Reescreva de forma mais breve o parágrafo do excerto abaixo que começa por “Visto que a criação ex-nihilo”, conservando os seus factos principais.

## [EXCERTO DA FONTE]
☆ ☆ ☆ ☆

Danto: uma introdução ao conceito de Art World.

30 Março 2021, 14:00 Vítor Manuel Guimarães Veríssimo Serrão

Visto que a criação ex-nihilo está reservada aos deuses - categoria em que o artista não se enquadra --- o homem comum não cria a partir do nada. Como tal, existe toda uma história por detrás de toda a criação artística. Sendo o nosso foco temporal de reflexão o período contemporâneo, e, principalmente, a arte realizada nos dias que correm, abrimos a abordagem vendo a posição que a arte tem neste mesmo período, partindo do conceito de Artworld, o “mundo da arte”, tal como o definiram e caracterizaram Arthur C. Danto e que noutros autores é completado, procurando definir a natureza da obra de arte, ou seja, chegar às determinações que vigoram hodiernamente.

☆ ☆ ☆ ☆

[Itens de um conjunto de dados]
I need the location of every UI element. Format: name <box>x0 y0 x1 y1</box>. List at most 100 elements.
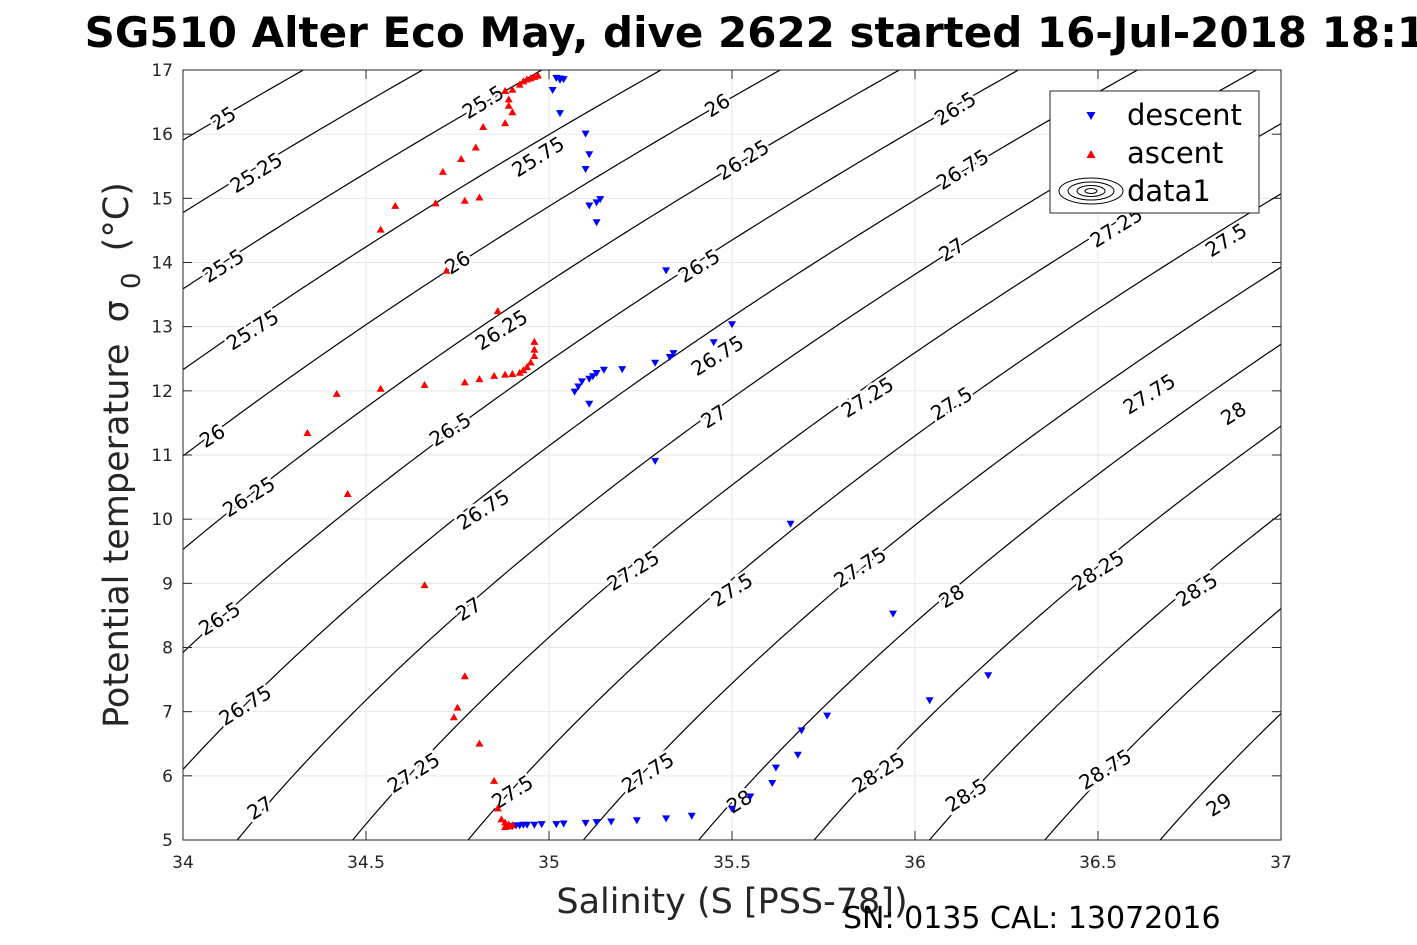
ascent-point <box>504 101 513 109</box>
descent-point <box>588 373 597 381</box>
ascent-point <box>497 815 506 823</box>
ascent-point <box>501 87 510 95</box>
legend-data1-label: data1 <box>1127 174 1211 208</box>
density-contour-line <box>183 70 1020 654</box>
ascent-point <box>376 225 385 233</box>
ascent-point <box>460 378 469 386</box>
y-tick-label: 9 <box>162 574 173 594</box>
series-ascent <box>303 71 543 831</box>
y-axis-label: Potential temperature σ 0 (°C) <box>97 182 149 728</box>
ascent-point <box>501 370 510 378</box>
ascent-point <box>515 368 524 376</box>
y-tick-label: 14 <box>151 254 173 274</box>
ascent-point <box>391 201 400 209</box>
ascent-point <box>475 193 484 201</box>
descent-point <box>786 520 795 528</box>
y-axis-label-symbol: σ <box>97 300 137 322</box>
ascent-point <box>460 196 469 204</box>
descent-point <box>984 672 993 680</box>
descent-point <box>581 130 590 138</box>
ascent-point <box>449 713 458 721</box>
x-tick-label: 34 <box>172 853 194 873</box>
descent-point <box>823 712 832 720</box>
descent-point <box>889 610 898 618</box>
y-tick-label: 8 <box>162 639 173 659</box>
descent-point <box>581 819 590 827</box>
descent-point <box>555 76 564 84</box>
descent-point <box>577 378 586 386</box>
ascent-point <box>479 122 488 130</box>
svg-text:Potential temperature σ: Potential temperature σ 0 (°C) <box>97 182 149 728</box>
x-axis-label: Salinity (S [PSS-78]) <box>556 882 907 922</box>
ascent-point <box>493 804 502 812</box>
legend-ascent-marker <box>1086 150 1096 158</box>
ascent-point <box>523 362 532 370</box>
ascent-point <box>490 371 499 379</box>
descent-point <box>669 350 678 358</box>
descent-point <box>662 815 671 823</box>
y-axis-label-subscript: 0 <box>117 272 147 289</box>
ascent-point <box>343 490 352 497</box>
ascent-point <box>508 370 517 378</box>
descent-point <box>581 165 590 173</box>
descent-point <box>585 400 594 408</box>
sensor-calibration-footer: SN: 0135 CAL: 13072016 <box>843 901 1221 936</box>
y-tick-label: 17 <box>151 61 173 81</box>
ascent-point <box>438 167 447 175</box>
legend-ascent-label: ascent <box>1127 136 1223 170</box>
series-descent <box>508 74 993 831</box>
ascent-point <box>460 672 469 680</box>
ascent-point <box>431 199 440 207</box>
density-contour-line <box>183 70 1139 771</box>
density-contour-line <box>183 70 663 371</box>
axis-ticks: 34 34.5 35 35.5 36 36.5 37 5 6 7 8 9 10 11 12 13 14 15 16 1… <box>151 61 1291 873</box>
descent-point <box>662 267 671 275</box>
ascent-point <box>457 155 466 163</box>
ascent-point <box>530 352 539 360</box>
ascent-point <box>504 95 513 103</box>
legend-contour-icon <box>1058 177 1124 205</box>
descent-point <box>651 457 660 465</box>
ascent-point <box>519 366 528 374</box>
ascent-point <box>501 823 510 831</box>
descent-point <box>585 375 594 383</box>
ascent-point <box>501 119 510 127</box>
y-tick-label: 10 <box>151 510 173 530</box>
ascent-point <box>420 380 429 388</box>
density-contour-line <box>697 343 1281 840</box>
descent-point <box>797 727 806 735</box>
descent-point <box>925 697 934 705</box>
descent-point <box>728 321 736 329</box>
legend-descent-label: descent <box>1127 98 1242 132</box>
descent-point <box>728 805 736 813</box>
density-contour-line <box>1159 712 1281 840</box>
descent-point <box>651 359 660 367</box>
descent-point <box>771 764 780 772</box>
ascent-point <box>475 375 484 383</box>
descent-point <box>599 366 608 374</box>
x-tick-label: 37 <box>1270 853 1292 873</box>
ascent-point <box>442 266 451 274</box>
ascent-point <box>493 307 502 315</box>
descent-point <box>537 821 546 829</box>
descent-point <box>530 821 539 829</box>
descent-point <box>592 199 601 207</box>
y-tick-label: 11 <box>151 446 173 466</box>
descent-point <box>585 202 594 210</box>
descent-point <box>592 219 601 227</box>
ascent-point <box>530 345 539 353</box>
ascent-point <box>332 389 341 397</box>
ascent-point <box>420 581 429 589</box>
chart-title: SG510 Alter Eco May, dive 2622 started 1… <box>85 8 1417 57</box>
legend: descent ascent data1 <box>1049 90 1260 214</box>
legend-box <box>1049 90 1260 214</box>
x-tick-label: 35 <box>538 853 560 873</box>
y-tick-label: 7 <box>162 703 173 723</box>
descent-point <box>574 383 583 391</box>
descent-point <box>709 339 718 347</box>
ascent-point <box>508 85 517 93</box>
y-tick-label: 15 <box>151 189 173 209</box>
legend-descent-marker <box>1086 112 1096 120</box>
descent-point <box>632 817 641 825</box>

☆ ☆ ☆ ☆

## [RESPOSTA ESCRITA]
Só os deuses criam a partir do nada, e o artista não pertence a essa categoria, pelo que toda a criação artística tem uma história por trás. Centrada no período contemporâneo e sobretudo na arte atual, a abordagem parte do conceito de Artworld (“mundo da arte”), definido e caracterizado por Arthur C. Danto e completado por outros autores. Com ele procura definir a natureza da obra de arte e as determinações que hoje vigoram.